## Goal
Copy out all the lines in the records that include the word "JSON".

[Begin]

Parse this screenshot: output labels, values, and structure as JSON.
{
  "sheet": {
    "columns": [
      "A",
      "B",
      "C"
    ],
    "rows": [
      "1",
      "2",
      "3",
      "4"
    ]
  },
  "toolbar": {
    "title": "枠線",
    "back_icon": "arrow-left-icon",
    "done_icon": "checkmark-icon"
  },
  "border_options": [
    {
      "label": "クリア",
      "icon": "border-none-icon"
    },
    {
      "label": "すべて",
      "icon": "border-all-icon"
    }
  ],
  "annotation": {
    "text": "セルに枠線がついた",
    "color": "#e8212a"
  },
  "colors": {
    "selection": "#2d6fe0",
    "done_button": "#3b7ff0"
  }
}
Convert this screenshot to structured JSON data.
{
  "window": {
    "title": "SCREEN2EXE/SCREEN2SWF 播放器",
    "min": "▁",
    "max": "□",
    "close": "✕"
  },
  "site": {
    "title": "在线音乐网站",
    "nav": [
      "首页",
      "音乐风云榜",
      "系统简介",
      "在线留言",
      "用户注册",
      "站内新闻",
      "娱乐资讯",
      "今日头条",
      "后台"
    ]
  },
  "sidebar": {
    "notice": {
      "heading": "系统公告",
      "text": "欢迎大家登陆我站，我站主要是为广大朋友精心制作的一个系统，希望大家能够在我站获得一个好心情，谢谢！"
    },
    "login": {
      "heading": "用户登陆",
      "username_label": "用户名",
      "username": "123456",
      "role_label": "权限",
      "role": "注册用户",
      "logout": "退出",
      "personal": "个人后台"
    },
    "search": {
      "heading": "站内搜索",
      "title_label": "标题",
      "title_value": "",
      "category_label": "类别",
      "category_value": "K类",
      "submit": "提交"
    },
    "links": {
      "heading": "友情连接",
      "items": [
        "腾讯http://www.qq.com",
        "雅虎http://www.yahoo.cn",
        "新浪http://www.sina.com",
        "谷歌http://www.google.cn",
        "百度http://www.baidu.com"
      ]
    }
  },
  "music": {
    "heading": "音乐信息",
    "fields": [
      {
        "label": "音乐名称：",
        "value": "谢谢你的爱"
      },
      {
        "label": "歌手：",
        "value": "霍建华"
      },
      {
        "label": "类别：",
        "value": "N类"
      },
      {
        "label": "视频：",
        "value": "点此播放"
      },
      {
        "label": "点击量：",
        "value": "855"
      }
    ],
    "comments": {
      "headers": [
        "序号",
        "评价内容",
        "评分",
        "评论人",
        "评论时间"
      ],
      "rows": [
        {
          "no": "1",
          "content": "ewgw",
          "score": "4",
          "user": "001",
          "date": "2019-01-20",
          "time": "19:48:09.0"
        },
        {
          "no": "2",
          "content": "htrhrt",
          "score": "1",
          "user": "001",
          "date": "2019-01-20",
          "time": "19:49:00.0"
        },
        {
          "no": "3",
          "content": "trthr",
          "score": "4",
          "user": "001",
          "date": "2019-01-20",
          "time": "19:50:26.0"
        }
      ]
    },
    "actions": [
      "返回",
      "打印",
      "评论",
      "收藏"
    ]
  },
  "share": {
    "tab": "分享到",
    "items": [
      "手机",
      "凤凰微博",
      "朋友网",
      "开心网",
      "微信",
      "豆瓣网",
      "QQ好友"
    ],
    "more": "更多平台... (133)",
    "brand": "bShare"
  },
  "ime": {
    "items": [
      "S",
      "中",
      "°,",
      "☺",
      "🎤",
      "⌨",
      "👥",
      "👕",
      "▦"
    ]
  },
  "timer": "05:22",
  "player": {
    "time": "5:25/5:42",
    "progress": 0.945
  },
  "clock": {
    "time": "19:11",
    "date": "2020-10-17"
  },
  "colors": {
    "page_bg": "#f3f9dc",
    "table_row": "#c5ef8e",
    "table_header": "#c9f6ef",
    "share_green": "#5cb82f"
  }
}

[End]

## Answer for this exercise
Parse this screenshot: output labels, values, and structure as JSON.
Convert this screenshot to structured JSON data.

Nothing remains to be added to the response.